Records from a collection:

....

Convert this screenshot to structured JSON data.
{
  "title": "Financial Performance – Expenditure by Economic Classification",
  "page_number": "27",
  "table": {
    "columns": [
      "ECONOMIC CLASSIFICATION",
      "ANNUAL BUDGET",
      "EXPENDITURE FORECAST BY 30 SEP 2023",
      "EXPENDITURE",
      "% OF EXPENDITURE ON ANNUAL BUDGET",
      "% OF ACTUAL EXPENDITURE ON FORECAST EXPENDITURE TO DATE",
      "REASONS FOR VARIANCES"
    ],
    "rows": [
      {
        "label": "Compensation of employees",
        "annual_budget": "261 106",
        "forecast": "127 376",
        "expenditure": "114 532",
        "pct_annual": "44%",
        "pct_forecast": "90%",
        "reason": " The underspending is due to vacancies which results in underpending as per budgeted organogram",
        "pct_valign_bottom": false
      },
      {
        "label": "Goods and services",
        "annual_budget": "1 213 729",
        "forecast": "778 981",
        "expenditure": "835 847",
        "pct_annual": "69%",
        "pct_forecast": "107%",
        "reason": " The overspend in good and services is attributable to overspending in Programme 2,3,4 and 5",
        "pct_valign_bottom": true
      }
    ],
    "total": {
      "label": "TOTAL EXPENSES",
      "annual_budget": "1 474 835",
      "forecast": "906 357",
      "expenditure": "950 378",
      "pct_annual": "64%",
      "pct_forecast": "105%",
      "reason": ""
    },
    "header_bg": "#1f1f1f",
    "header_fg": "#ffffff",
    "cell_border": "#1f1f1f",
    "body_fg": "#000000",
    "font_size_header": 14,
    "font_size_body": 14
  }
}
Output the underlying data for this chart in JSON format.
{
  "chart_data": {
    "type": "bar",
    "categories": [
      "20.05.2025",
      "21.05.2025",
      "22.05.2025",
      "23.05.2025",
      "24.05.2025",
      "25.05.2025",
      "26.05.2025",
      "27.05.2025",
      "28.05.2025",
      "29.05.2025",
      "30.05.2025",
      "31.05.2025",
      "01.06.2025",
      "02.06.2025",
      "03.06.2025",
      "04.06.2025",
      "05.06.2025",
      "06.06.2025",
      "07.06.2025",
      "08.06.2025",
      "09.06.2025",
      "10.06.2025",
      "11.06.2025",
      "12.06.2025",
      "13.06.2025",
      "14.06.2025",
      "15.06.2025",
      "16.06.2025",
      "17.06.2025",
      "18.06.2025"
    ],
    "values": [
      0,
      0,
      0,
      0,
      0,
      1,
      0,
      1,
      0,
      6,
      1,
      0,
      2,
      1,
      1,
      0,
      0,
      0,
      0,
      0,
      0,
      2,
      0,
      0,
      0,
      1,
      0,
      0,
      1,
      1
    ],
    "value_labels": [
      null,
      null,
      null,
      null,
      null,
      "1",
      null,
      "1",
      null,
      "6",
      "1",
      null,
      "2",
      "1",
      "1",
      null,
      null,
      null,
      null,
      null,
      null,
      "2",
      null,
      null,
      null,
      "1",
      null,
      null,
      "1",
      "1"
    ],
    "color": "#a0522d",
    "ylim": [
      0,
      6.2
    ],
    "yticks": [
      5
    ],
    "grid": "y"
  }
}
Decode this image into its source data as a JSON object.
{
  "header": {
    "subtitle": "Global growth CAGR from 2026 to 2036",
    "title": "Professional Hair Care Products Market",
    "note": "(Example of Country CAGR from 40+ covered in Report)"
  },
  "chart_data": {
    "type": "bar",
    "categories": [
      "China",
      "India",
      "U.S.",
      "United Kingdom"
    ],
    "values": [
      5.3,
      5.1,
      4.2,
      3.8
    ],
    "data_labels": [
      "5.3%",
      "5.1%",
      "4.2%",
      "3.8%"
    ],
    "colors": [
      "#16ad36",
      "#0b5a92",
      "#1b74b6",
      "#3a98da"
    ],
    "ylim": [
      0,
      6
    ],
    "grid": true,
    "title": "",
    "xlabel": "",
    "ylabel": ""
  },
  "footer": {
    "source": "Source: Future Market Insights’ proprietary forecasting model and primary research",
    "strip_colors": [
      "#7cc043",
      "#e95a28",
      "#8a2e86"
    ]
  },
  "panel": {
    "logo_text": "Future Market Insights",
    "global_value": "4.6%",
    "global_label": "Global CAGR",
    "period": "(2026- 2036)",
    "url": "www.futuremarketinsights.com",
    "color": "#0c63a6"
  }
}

....

_YOUR GOAL_. Reproduce the material precisely, including every line.

_THE COMPLETED TASK_.
Convert this screenshot to structured JSON data.
{
  "title": "Financial Performance – Expenditure by Economic Classification",
  "page_number": "27",
  "table": {
    "columns": [
      "ECONOMIC CLASSIFICATION",
      "ANNUAL BUDGET",
      "EXPENDITURE FORECAST BY 30 SEP 2023",
      "EXPENDITURE",
      "% OF EXPENDITURE ON ANNUAL BUDGET",
      "% OF ACTUAL EXPENDITURE ON FORECAST EXPENDITURE TO DATE",
      "REASONS FOR VARIANCES"
    ],
    "rows": [
      {
        "label": "Compensation of employees",
        "annual_budget": "261 106",
        "forecast": "127 376",
        "expenditure": "114 532",
        "pct_annual": "44%",
        "pct_forecast": "90%",
        "reason": " The underspending is due to vacancies which results in underpending as per budgeted organogram",
        "pct_valign_bottom": false
      },
      {
        "label": "Goods and services",
        "annual_budget": "1 213 729",
        "forecast": "778 981",
        "expenditure": "835 847",
        "pct_annual": "69%",
        "pct_forecast": "107%",
        "reason": " The overspend in good and services is attributable to overspending in Programme 2,3,4 and 5",
        "pct_valign_bottom": true
      }
    ],
    "total": {
      "label": "TOTAL EXPENSES",
      "annual_budget": "1 474 835",
      "forecast": "906 357",
      "expenditure": "950 378",
      "pct_annual": "64%",
      "pct_forecast": "105%",
      "reason": ""
    },
    "header_bg": "#1f1f1f",
    "header_fg": "#ffffff",
    "cell_border": "#1f1f1f",
    "body_fg": "#000000",
    "font_size_header": 14,
    "font_size_body": 14
  }
}
Output the underlying data for this chart in JSON format.
{
  "chart_data": {
    "type": "bar",
    "categories": [
      "20.05.2025",
      "21.05.2025",
      "22.05.2025",
      "23.05.2025",
      "24.05.2025",
      "25.05.2025",
      "26.05.2025",
      "27.05.2025",
      "28.05.2025",
      "29.05.2025",
      "30.05.2025",
      "31.05.2025",
      "01.06.2025",
      "02.06.2025",
      "03.06.2025",
      "04.06.2025",
      "05.06.2025",
      "06.06.2025",
      "07.06.2025",
      "08.06.2025",
      "09.06.2025",
      "10.06.2025",
      "11.06.2025",
      "12.06.2025",
      "13.06.2025",
      "14.06.2025",
      "15.06.2025",
      "16.06.2025",
      "17.06.2025",
      "18.06.2025"
    ],
    "values": [
      0,
      0,
      0,
      0,
      0,
      1,
      0,
      1,
      0,
      6,
      1,
      0,
      2,
      1,
      1,
      0,
      0,
      0,
      0,
      0,
      0,
      2,
      0,
      0,
      0,
      1,
      0,
      0,
      1,
      1
    ],
    "value_labels": [
      null,
      null,
      null,
      null,
      null,
      "1",
      null,
      "1",
      null,
      "6",
      "1",
      null,
      "2",
      "1",
      "1",
      null,
      null,
      null,
      null,
      null,
      null,
      "2",
      null,
      null,
      null,
      "1",
      null,
      null,
      "1",
      "1"
    ],
    "color": "#a0522d",
    "ylim": [
      0,
      6.2
    ],
    "yticks": [
      5
    ],
    "grid": "y"
  }
}
Decode this image into its source data as a JSON object.
{
  "header": {
    "subtitle": "Global growth CAGR from 2026 to 2036",
    "title": "Professional Hair Care Products Market",
    "note": "(Example of Country CAGR from 40+ covered in Report)"
  },
  "chart_data": {
    "type": "bar",
    "categories": [
      "China",
      "India",
      "U.S.",
      "United Kingdom"
    ],
    "values": [
      5.3,
      5.1,
      4.2,
      3.8
    ],
    "data_labels": [
      "5.3%",
      "5.1%",
      "4.2%",
      "3.8%"
    ],
    "colors": [
      "#16ad36",
      "#0b5a92",
      "#1b74b6",
      "#3a98da"
    ],
    "ylim": [
      0,
      6
    ],
    "grid": true,
    "title": "",
    "xlabel": "",
    "ylabel": ""
  },
  "footer": {
    "source": "Source: Future Market Insights’ proprietary forecasting model and primary research",
    "strip_colors": [
      "#7cc043",
      "#e95a28",
      "#8a2e86"
    ]
  },
  "panel": {
    "logo_text": "Future Market Insights",
    "global_value": "4.6%",
    "global_label": "Global CAGR",
    "period": "(2026- 2036)",
    "url": "www.futuremarketinsights.com",
    "color": "#0c63a6"
  }
}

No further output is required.